_Directions for this task_
Reproduce every row below line for line, leaving out the pictures.

_Dataset records_
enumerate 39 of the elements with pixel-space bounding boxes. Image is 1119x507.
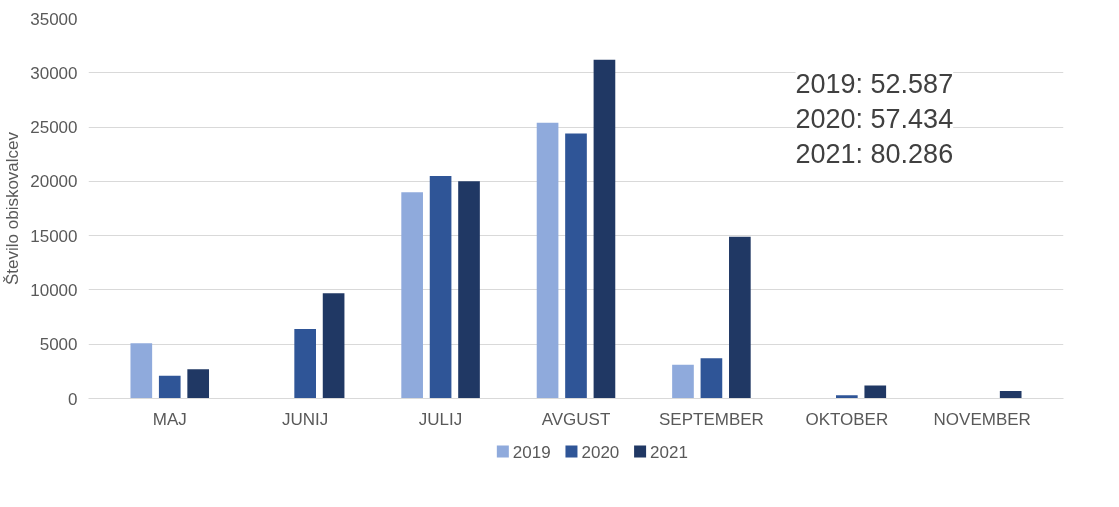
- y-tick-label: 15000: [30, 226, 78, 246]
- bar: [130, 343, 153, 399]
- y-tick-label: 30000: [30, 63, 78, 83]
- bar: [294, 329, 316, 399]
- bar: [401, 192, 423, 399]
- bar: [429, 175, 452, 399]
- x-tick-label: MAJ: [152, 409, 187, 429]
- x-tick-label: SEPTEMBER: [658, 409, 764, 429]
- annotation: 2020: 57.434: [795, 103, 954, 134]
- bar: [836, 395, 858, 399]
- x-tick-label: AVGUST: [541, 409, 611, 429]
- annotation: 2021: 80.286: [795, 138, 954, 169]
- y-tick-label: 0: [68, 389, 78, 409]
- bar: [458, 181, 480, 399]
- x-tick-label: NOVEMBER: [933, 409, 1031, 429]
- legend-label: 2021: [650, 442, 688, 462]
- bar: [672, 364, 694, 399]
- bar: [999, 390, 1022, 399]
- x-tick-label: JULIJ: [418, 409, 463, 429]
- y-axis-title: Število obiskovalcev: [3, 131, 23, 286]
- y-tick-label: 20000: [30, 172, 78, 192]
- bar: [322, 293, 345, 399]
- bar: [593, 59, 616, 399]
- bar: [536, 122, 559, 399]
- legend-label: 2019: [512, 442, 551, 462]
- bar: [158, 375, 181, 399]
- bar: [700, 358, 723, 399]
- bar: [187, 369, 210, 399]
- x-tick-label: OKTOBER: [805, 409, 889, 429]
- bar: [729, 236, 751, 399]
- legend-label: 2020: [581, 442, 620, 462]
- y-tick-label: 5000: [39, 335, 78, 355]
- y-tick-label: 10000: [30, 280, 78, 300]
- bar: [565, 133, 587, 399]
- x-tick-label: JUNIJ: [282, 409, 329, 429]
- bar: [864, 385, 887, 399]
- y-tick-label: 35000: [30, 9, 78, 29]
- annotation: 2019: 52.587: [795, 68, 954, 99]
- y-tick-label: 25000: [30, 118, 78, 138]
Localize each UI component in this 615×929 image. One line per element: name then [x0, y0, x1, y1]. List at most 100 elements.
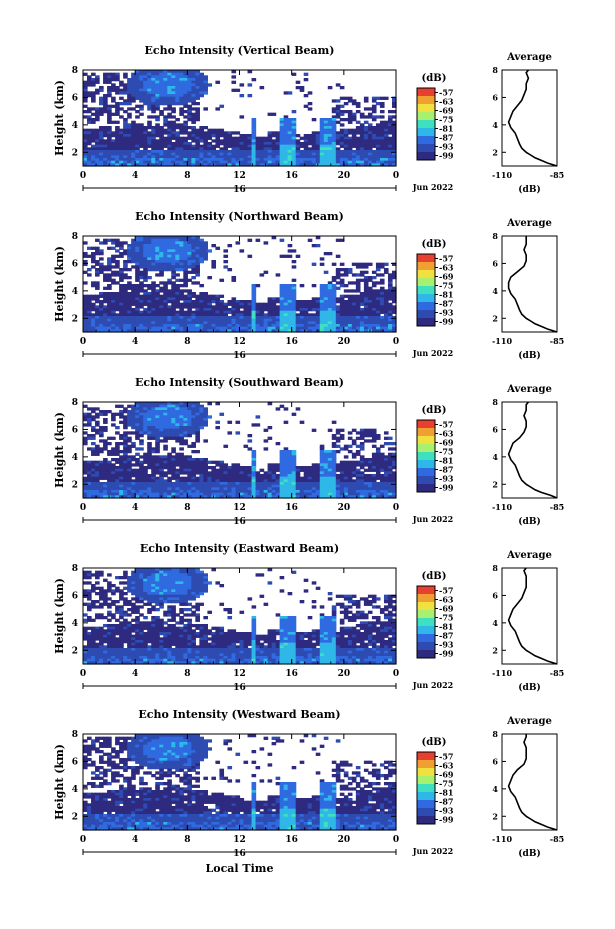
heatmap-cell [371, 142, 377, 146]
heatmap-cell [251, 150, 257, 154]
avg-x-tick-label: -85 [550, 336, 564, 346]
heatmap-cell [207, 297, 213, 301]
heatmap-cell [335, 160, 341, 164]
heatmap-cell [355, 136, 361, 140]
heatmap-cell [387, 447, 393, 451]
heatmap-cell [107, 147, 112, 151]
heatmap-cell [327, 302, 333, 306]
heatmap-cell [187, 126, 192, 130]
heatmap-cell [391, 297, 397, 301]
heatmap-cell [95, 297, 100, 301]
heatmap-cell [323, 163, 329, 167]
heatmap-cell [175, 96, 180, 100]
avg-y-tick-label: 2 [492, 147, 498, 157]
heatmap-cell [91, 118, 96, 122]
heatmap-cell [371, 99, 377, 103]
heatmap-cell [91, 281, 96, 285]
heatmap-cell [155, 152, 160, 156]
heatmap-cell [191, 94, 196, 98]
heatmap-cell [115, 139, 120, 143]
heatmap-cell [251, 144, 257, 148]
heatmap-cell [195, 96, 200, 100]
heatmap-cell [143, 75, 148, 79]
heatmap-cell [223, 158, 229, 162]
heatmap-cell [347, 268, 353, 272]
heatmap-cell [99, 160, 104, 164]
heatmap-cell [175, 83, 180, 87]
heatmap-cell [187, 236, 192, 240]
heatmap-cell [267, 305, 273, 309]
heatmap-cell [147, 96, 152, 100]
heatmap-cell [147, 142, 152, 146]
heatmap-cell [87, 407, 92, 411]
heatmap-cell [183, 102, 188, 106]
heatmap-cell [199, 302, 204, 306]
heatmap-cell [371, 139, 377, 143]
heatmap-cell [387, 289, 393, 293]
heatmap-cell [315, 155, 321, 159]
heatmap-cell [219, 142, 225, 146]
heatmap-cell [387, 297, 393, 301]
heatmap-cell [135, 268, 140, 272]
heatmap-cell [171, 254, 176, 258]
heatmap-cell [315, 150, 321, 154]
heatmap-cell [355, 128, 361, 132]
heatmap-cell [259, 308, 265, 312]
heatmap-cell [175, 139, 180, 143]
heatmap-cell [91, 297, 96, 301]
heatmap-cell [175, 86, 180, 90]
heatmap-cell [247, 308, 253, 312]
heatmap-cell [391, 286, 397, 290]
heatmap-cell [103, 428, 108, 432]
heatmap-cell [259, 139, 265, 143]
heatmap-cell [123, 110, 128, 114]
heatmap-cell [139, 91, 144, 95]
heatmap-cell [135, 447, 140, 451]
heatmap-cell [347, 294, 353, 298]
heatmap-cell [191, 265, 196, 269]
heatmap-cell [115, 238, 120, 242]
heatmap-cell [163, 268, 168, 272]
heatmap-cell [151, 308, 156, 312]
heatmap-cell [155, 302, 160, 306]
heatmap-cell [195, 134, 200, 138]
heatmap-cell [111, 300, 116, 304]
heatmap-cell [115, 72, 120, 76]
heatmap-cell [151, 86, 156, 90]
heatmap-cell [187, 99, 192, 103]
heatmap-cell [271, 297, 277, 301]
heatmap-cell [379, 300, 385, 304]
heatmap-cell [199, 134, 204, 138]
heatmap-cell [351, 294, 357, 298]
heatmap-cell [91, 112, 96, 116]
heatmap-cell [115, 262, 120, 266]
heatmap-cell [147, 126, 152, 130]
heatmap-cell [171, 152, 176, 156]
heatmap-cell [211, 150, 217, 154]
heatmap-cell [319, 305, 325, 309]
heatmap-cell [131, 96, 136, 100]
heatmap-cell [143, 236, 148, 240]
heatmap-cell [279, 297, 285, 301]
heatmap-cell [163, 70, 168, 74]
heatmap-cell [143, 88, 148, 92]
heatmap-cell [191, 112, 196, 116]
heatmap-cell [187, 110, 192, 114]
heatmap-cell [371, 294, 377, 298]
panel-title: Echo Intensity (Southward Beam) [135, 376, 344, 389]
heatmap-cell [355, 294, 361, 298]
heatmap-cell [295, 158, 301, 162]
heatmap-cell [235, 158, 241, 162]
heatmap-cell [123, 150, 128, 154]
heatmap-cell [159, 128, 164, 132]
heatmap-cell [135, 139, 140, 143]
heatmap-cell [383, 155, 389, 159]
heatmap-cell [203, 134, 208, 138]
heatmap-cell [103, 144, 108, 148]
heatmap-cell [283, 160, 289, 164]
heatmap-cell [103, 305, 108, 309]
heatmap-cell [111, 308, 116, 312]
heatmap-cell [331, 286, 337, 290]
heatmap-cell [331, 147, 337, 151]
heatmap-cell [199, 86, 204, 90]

_Exercise answer_
enumerate 39 of the elements with pixel-space bounding boxes. Image is 1119x507.
- y-tick-label: 15000: [30, 226, 78, 246]
- bar: [130, 343, 153, 399]
- y-tick-label: 30000: [30, 63, 78, 83]
- bar: [294, 329, 316, 399]
- bar: [401, 192, 423, 399]
- bar: [429, 175, 452, 399]
- x-tick-label: MAJ: [152, 409, 187, 429]
- x-tick-label: SEPTEMBER: [658, 409, 764, 429]
- annotation: 2020: 57.434: [795, 103, 954, 134]
- bar: [836, 395, 858, 399]
- x-tick-label: AVGUST: [541, 409, 611, 429]
- annotation: 2021: 80.286: [795, 138, 954, 169]
- y-tick-label: 0: [68, 389, 78, 409]
- bar: [458, 181, 480, 399]
- x-tick-label: NOVEMBER: [933, 409, 1031, 429]
- legend-label: 2021: [650, 442, 688, 462]
- bar: [672, 364, 694, 399]
- bar: [999, 390, 1022, 399]
- x-tick-label: JULIJ: [418, 409, 463, 429]
- y-axis-title: Število obiskovalcev: [3, 131, 23, 286]
- y-tick-label: 20000: [30, 172, 78, 192]
- bar: [322, 293, 345, 399]
- bar: [593, 59, 616, 399]
- bar: [536, 122, 559, 399]
- legend-label: 2019: [512, 442, 551, 462]
- bar: [158, 375, 181, 399]
- bar: [700, 358, 723, 399]
- bar: [187, 369, 210, 399]
- x-tick-label: OKTOBER: [805, 409, 889, 429]
- bar: [729, 236, 751, 399]
- legend-label: 2020: [581, 442, 620, 462]
- y-tick-label: 5000: [39, 335, 78, 355]
- y-tick-label: 10000: [30, 280, 78, 300]
- bar: [565, 133, 587, 399]
- x-tick-label: JUNIJ: [282, 409, 329, 429]
- bar: [864, 385, 887, 399]
- y-tick-label: 35000: [30, 9, 78, 29]
- annotation: 2019: 52.587: [795, 68, 954, 99]
- y-tick-label: 25000: [30, 118, 78, 138]
Localize each UI component in this 615×929 image. One line per element: name then [x0, y0, x1, y1]. List at most 100 elements.
heatmap-cell [371, 142, 377, 146]
heatmap-cell [251, 150, 257, 154]
avg-x-tick-label: -85 [550, 336, 564, 346]
heatmap-cell [207, 297, 213, 301]
heatmap-cell [335, 160, 341, 164]
heatmap-cell [355, 136, 361, 140]
heatmap-cell [387, 447, 393, 451]
heatmap-cell [107, 147, 112, 151]
heatmap-cell [327, 302, 333, 306]
heatmap-cell [187, 126, 192, 130]
heatmap-cell [391, 297, 397, 301]
heatmap-cell [95, 297, 100, 301]
heatmap-cell [323, 163, 329, 167]
heatmap-cell [175, 96, 180, 100]
avg-y-tick-label: 2 [492, 147, 498, 157]
heatmap-cell [91, 118, 96, 122]
heatmap-cell [371, 99, 377, 103]
heatmap-cell [91, 281, 96, 285]
heatmap-cell [155, 152, 160, 156]
heatmap-cell [191, 94, 196, 98]
heatmap-cell [115, 139, 120, 143]
heatmap-cell [251, 144, 257, 148]
heatmap-cell [195, 96, 200, 100]
heatmap-cell [143, 75, 148, 79]
heatmap-cell [223, 158, 229, 162]
heatmap-cell [347, 268, 353, 272]
heatmap-cell [99, 160, 104, 164]
heatmap-cell [175, 83, 180, 87]
heatmap-cell [187, 236, 192, 240]
heatmap-cell [267, 305, 273, 309]
heatmap-cell [147, 96, 152, 100]
heatmap-cell [147, 142, 152, 146]
heatmap-cell [87, 407, 92, 411]
heatmap-cell [183, 102, 188, 106]
heatmap-cell [199, 302, 204, 306]
heatmap-cell [371, 139, 377, 143]
heatmap-cell [387, 289, 393, 293]
heatmap-cell [315, 155, 321, 159]
heatmap-cell [219, 142, 225, 146]
heatmap-cell [387, 297, 393, 301]
heatmap-cell [135, 268, 140, 272]
heatmap-cell [171, 254, 176, 258]
heatmap-cell [315, 150, 321, 154]
heatmap-cell [355, 128, 361, 132]
heatmap-cell [259, 308, 265, 312]
heatmap-cell [175, 139, 180, 143]
heatmap-cell [91, 297, 96, 301]
heatmap-cell [175, 86, 180, 90]
heatmap-cell [247, 308, 253, 312]
heatmap-cell [391, 286, 397, 290]
heatmap-cell [103, 428, 108, 432]
heatmap-cell [259, 139, 265, 143]
heatmap-cell [123, 110, 128, 114]
heatmap-cell [139, 91, 144, 95]
heatmap-cell [135, 447, 140, 451]
heatmap-cell [347, 294, 353, 298]
heatmap-cell [191, 265, 196, 269]
heatmap-cell [115, 238, 120, 242]
heatmap-cell [163, 268, 168, 272]
heatmap-cell [151, 308, 156, 312]
heatmap-cell [155, 302, 160, 306]
heatmap-cell [195, 134, 200, 138]
heatmap-cell [111, 300, 116, 304]
heatmap-cell [115, 72, 120, 76]
heatmap-cell [151, 86, 156, 90]
heatmap-cell [187, 99, 192, 103]
heatmap-cell [271, 297, 277, 301]
heatmap-cell [379, 300, 385, 304]
heatmap-cell [199, 134, 204, 138]
heatmap-cell [351, 294, 357, 298]
heatmap-cell [91, 112, 96, 116]
heatmap-cell [115, 262, 120, 266]
heatmap-cell [147, 126, 152, 130]
heatmap-cell [171, 152, 176, 156]
heatmap-cell [211, 150, 217, 154]
heatmap-cell [319, 305, 325, 309]
heatmap-cell [131, 96, 136, 100]
heatmap-cell [143, 236, 148, 240]
heatmap-cell [279, 297, 285, 301]
heatmap-cell [163, 70, 168, 74]
heatmap-cell [143, 88, 148, 92]
heatmap-cell [191, 112, 196, 116]
heatmap-cell [187, 110, 192, 114]
heatmap-cell [371, 294, 377, 298]
panel-title: Echo Intensity (Southward Beam) [135, 376, 344, 389]
heatmap-cell [355, 294, 361, 298]
heatmap-cell [295, 158, 301, 162]
heatmap-cell [235, 158, 241, 162]
heatmap-cell [123, 150, 128, 154]
heatmap-cell [159, 128, 164, 132]
heatmap-cell [135, 139, 140, 143]
heatmap-cell [383, 155, 389, 159]
heatmap-cell [203, 134, 208, 138]
heatmap-cell [103, 144, 108, 148]
heatmap-cell [283, 160, 289, 164]
heatmap-cell [103, 305, 108, 309]
heatmap-cell [111, 308, 116, 312]
heatmap-cell [331, 286, 337, 290]
heatmap-cell [331, 147, 337, 151]
heatmap-cell [199, 86, 204, 90]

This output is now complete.